▶ EXERCISE OBJECTIVE:
List each line holding the string "持续深化".

Collected data
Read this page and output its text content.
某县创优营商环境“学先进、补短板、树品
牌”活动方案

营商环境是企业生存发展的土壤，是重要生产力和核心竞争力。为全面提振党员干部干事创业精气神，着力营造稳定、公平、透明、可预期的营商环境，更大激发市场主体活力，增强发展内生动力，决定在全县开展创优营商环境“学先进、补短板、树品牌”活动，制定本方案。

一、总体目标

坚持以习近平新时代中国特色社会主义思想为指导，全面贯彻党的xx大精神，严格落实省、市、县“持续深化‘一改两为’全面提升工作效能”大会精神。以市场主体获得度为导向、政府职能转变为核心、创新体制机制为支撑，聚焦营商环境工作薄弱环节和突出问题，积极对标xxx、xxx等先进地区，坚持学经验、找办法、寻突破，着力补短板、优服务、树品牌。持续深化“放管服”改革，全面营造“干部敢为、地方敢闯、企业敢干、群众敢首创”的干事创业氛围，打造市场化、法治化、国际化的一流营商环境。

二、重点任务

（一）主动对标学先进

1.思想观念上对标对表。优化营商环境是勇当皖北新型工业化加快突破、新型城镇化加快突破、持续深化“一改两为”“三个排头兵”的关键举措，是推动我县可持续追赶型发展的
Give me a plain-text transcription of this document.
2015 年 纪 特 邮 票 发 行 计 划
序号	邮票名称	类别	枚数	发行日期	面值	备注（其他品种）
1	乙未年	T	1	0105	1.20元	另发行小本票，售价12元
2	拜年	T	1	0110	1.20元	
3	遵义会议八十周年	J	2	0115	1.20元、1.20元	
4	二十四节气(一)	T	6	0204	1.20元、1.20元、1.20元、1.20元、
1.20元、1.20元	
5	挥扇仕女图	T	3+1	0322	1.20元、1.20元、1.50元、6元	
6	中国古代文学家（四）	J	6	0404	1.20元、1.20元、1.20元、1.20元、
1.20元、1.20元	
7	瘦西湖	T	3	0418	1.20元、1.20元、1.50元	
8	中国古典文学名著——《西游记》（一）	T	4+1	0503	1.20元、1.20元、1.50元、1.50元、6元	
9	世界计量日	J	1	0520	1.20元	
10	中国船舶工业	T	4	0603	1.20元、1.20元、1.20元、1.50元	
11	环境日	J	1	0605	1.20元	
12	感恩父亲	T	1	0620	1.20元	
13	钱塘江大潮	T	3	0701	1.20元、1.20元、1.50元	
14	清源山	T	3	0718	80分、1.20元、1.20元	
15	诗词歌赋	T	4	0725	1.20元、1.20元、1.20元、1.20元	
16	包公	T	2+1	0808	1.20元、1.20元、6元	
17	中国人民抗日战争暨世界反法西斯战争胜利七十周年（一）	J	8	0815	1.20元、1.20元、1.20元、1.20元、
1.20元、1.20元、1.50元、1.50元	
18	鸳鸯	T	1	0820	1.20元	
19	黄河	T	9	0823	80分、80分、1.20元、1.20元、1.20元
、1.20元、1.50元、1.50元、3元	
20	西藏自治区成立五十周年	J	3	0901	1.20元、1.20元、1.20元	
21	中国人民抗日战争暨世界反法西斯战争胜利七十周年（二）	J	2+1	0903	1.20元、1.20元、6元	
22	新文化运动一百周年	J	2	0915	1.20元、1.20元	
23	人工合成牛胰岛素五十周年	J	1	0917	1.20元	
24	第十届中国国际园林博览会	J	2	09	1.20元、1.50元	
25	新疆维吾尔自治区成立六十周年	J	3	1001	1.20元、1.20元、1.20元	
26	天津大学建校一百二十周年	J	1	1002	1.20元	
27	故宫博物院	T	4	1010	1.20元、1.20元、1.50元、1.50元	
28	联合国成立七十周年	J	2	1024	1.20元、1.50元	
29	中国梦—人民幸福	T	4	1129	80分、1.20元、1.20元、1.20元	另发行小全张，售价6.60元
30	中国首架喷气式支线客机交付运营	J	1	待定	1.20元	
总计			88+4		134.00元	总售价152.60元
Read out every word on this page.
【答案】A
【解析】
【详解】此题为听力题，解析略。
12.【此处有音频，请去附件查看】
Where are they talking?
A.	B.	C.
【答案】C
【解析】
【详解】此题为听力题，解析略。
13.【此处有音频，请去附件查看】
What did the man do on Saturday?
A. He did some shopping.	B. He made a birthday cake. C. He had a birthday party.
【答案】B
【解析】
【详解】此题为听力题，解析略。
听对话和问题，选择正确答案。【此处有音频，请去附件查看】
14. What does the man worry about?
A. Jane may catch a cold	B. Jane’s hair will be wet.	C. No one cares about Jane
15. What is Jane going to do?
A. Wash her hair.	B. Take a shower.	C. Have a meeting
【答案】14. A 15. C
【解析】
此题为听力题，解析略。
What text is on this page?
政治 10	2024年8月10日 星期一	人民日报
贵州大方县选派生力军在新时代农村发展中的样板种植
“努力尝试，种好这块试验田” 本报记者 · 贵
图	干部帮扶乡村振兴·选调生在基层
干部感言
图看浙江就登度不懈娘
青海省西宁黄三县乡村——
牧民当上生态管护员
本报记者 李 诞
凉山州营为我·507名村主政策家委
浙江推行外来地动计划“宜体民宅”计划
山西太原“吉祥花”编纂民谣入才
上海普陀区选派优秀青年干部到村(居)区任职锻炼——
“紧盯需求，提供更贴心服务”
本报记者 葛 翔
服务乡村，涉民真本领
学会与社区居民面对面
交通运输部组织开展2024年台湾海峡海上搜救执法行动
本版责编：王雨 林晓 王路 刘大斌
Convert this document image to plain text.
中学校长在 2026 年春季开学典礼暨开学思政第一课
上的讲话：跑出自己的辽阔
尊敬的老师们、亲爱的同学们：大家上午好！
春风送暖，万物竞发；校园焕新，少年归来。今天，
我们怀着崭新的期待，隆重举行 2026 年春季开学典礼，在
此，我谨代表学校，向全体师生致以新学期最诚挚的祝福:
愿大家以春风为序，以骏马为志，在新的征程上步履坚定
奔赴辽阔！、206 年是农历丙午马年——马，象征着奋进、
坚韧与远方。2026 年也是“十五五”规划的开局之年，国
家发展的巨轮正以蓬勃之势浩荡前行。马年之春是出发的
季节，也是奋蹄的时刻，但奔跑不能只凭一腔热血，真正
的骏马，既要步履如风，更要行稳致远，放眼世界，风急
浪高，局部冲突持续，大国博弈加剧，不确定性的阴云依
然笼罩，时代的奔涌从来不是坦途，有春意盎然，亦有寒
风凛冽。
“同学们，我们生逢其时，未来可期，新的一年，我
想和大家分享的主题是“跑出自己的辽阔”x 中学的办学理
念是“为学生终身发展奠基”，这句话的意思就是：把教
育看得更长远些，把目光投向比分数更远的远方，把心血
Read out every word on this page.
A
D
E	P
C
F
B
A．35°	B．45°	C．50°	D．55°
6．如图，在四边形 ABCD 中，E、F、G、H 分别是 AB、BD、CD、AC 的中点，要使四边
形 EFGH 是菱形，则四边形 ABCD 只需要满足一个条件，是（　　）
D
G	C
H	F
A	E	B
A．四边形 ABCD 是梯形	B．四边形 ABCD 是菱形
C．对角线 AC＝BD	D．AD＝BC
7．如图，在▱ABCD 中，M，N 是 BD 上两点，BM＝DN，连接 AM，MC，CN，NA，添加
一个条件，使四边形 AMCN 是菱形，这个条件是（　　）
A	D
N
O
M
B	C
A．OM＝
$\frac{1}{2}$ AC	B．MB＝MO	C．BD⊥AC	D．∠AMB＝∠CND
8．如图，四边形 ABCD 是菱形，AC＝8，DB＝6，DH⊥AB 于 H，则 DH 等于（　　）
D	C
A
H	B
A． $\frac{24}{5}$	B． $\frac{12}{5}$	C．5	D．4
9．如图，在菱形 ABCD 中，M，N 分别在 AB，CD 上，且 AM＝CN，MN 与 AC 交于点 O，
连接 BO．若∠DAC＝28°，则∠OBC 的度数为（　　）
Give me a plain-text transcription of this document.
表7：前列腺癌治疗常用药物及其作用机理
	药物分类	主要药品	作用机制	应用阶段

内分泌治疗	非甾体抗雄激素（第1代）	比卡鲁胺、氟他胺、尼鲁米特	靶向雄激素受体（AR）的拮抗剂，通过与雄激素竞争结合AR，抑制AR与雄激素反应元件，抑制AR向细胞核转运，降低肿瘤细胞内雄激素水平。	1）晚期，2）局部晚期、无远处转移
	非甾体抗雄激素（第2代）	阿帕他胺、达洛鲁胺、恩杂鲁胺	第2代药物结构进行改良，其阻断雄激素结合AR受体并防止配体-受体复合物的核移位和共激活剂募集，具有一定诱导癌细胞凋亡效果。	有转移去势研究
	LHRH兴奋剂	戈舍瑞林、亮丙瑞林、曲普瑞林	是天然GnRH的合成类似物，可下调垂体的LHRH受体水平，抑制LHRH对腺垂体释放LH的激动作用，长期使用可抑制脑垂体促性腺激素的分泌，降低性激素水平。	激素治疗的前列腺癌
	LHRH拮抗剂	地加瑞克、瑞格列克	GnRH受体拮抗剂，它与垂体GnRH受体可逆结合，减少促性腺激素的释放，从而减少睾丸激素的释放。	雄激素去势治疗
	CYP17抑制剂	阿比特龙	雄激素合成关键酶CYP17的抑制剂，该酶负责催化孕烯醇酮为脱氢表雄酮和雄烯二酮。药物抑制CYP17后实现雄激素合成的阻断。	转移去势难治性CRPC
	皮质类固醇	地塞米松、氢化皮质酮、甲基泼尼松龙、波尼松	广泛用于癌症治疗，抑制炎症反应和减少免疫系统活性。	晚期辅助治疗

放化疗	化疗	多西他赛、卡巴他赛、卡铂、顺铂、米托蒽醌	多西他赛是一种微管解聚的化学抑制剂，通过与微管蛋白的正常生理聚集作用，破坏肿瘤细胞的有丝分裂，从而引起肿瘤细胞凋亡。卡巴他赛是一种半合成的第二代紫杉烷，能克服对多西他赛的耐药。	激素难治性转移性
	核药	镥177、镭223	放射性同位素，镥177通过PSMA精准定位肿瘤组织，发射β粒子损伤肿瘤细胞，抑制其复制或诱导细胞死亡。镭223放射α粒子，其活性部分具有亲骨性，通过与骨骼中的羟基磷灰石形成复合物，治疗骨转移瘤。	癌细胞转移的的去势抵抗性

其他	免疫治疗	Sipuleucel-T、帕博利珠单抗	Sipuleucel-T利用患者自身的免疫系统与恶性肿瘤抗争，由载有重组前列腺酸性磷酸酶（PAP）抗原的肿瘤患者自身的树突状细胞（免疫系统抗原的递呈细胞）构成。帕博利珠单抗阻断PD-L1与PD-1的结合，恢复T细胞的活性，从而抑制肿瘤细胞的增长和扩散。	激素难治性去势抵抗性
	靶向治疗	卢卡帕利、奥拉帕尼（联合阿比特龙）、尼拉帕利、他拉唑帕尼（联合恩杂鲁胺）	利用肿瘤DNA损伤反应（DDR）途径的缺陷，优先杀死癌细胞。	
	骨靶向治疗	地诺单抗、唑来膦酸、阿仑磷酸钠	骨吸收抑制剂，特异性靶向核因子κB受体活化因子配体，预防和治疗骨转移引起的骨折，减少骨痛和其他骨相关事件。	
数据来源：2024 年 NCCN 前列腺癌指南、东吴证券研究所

▶ PROBLEM SOLUTION:
坚持以习近平新时代中国特色社会主义思想为指导，全面贯彻党的xx大精神，严格落实省、市、县“持续深化‘一改两为’全面提升工作效能”大会精神。以市场主体获得度为导向、政府职能转变为核心、创新体制机制为支撑，聚焦营商环境工作薄弱环节和突出问题，积极对标xxx、xxx等先进地区，坚持学经验、找办法、寻突破，着力补短板、优服务、树品牌。持续深化“放管服”改革，全面营造“干部敢为、地方敢闯、企业敢干、群众敢首创”的干事创业氛围，打造市场化、法治化、国际化的一流营商环境。
1.思想观念上对标对表。优化营商环境是勇当皖北新型工业化加快突破、新型城镇化加快突破、持续深化“一改两为”“三个排头兵”的关键举措，是推动我县可持续追赶型发展的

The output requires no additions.